▶ STATED PROBLEM
Reproduce the listing exactly and skip over any pictures.

▶ STORED RECORDS
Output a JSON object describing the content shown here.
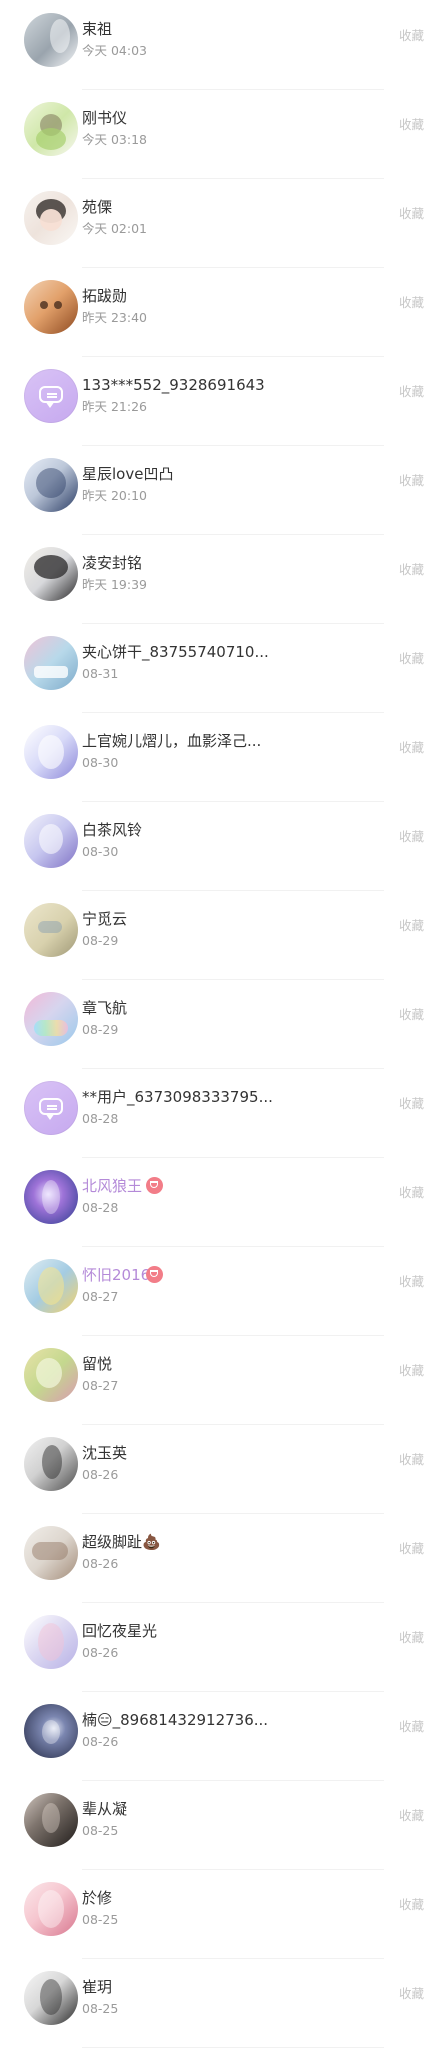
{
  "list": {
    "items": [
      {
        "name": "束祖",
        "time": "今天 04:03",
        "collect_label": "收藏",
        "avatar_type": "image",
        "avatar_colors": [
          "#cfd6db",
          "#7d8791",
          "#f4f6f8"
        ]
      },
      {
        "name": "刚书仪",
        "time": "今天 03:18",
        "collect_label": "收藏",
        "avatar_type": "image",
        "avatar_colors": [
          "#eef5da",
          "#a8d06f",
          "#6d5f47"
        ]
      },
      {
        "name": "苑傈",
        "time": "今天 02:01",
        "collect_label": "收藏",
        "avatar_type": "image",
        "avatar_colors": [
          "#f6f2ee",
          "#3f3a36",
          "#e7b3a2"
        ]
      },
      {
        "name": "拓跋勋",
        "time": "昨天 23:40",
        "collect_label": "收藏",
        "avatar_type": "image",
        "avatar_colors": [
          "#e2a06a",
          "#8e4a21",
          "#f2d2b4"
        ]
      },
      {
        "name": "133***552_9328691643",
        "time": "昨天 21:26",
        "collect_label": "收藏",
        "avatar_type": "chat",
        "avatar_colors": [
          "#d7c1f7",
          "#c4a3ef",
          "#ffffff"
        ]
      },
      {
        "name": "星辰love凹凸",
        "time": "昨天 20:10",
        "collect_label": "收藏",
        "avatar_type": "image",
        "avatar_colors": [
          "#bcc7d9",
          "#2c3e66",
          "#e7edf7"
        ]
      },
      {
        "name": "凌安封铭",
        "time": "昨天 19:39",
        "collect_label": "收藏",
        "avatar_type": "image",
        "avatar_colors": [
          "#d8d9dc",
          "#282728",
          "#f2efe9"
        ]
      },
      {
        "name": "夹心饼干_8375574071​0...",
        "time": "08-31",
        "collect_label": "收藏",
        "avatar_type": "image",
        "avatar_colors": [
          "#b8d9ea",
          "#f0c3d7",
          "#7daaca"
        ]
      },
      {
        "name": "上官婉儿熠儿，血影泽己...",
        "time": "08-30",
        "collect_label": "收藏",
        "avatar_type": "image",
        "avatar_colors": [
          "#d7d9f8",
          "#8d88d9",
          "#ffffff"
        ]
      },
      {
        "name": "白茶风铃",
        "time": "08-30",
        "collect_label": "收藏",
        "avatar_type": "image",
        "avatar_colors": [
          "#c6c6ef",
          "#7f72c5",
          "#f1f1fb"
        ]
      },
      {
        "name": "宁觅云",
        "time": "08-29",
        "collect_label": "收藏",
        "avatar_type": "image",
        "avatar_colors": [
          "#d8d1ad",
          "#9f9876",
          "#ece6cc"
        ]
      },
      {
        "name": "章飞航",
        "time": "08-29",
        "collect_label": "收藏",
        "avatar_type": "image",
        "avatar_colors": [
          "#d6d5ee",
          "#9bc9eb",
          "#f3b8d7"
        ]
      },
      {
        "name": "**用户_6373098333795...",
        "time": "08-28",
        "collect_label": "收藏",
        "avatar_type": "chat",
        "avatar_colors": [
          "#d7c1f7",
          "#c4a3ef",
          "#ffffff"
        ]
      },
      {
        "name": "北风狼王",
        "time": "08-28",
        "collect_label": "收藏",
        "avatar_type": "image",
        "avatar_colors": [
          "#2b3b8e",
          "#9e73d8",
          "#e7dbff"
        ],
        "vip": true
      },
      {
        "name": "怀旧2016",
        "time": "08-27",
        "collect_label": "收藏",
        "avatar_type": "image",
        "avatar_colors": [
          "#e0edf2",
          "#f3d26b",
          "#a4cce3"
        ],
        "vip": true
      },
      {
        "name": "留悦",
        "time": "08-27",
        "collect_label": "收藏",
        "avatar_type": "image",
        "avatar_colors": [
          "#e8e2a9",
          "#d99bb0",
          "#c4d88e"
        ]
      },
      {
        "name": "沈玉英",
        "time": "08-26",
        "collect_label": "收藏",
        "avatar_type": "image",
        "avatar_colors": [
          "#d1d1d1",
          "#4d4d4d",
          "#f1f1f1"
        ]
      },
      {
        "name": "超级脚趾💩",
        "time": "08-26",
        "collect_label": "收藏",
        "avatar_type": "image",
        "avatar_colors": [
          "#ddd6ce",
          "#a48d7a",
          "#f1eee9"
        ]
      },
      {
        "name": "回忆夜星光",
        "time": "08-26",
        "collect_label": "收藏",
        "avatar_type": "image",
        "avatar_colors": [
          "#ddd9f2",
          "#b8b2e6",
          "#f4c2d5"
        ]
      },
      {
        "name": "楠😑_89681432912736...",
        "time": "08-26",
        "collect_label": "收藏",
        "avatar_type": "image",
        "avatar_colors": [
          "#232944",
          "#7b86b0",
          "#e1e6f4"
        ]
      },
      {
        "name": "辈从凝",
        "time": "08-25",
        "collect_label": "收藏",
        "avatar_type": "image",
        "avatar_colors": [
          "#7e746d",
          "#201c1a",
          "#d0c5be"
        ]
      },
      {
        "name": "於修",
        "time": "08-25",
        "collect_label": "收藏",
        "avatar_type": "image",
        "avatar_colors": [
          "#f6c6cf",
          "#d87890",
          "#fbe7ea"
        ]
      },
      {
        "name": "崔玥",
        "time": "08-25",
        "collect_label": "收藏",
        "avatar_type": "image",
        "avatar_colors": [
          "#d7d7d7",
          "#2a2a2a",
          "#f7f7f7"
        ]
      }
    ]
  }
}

▶ SOLUTION TO THE PROBLEM
Output a JSON object describing the content shown here.
{
  "list": {
    "items": [
      {
        "name": "束祖",
        "time": "今天 04:03",
        "collect_label": "收藏",
        "avatar_type": "image",
        "avatar_colors": [
          "#cfd6db",
          "#7d8791",
          "#f4f6f8"
        ]
      },
      {
        "name": "刚书仪",
        "time": "今天 03:18",
        "collect_label": "收藏",
        "avatar_type": "image",
        "avatar_colors": [
          "#eef5da",
          "#a8d06f",
          "#6d5f47"
        ]
      },
      {
        "name": "苑傈",
        "time": "今天 02:01",
        "collect_label": "收藏",
        "avatar_type": "image",
        "avatar_colors": [
          "#f6f2ee",
          "#3f3a36",
          "#e7b3a2"
        ]
      },
      {
        "name": "拓跋勋",
        "time": "昨天 23:40",
        "collect_label": "收藏",
        "avatar_type": "image",
        "avatar_colors": [
          "#e2a06a",
          "#8e4a21",
          "#f2d2b4"
        ]
      },
      {
        "name": "133***552_9328691643",
        "time": "昨天 21:26",
        "collect_label": "收藏",
        "avatar_type": "chat",
        "avatar_colors": [
          "#d7c1f7",
          "#c4a3ef",
          "#ffffff"
        ]
      },
      {
        "name": "星辰love凹凸",
        "time": "昨天 20:10",
        "collect_label": "收藏",
        "avatar_type": "image",
        "avatar_colors": [
          "#bcc7d9",
          "#2c3e66",
          "#e7edf7"
        ]
      },
      {
        "name": "凌安封铭",
        "time": "昨天 19:39",
        "collect_label": "收藏",
        "avatar_type": "image",
        "avatar_colors": [
          "#d8d9dc",
          "#282728",
          "#f2efe9"
        ]
      },
      {
        "name": "夹心饼干_8375574071​0...",
        "time": "08-31",
        "collect_label": "收藏",
        "avatar_type": "image",
        "avatar_colors": [
          "#b8d9ea",
          "#f0c3d7",
          "#7daaca"
        ]
      },
      {
        "name": "上官婉儿熠儿，血影泽己...",
        "time": "08-30",
        "collect_label": "收藏",
        "avatar_type": "image",
        "avatar_colors": [
          "#d7d9f8",
          "#8d88d9",
          "#ffffff"
        ]
      },
      {
        "name": "白茶风铃",
        "time": "08-30",
        "collect_label": "收藏",
        "avatar_type": "image",
        "avatar_colors": [
          "#c6c6ef",
          "#7f72c5",
          "#f1f1fb"
        ]
      },
      {
        "name": "宁觅云",
        "time": "08-29",
        "collect_label": "收藏",
        "avatar_type": "image",
        "avatar_colors": [
          "#d8d1ad",
          "#9f9876",
          "#ece6cc"
        ]
      },
      {
        "name": "章飞航",
        "time": "08-29",
        "collect_label": "收藏",
        "avatar_type": "image",
        "avatar_colors": [
          "#d6d5ee",
          "#9bc9eb",
          "#f3b8d7"
        ]
      },
      {
        "name": "**用户_6373098333795...",
        "time": "08-28",
        "collect_label": "收藏",
        "avatar_type": "chat",
        "avatar_colors": [
          "#d7c1f7",
          "#c4a3ef",
          "#ffffff"
        ]
      },
      {
        "name": "北风狼王",
        "time": "08-28",
        "collect_label": "收藏",
        "avatar_type": "image",
        "avatar_colors": [
          "#2b3b8e",
          "#9e73d8",
          "#e7dbff"
        ],
        "vip": true
      },
      {
        "name": "怀旧2016",
        "time": "08-27",
        "collect_label": "收藏",
        "avatar_type": "image",
        "avatar_colors": [
          "#e0edf2",
          "#f3d26b",
          "#a4cce3"
        ],
        "vip": true
      },
      {
        "name": "留悦",
        "time": "08-27",
        "collect_label": "收藏",
        "avatar_type": "image",
        "avatar_colors": [
          "#e8e2a9",
          "#d99bb0",
          "#c4d88e"
        ]
      },
      {
        "name": "沈玉英",
        "time": "08-26",
        "collect_label": "收藏",
        "avatar_type": "image",
        "avatar_colors": [
          "#d1d1d1",
          "#4d4d4d",
          "#f1f1f1"
        ]
      },
      {
        "name": "超级脚趾💩",
        "time": "08-26",
        "collect_label": "收藏",
        "avatar_type": "image",
        "avatar_colors": [
          "#ddd6ce",
          "#a48d7a",
          "#f1eee9"
        ]
      },
      {
        "name": "回忆夜星光",
        "time": "08-26",
        "collect_label": "收藏",
        "avatar_type": "image",
        "avatar_colors": [
          "#ddd9f2",
          "#b8b2e6",
          "#f4c2d5"
        ]
      },
      {
        "name": "楠😑_89681432912736...",
        "time": "08-26",
        "collect_label": "收藏",
        "avatar_type": "image",
        "avatar_colors": [
          "#232944",
          "#7b86b0",
          "#e1e6f4"
        ]
      },
      {
        "name": "辈从凝",
        "time": "08-25",
        "collect_label": "收藏",
        "avatar_type": "image",
        "avatar_colors": [
          "#7e746d",
          "#201c1a",
          "#d0c5be"
        ]
      },
      {
        "name": "於修",
        "time": "08-25",
        "collect_label": "收藏",
        "avatar_type": "image",
        "avatar_colors": [
          "#f6c6cf",
          "#d87890",
          "#fbe7ea"
        ]
      },
      {
        "name": "崔玥",
        "time": "08-25",
        "collect_label": "收藏",
        "avatar_type": "image",
        "avatar_colors": [
          "#d7d7d7",
          "#2a2a2a",
          "#f7f7f7"
        ]
      }
    ]
  }
}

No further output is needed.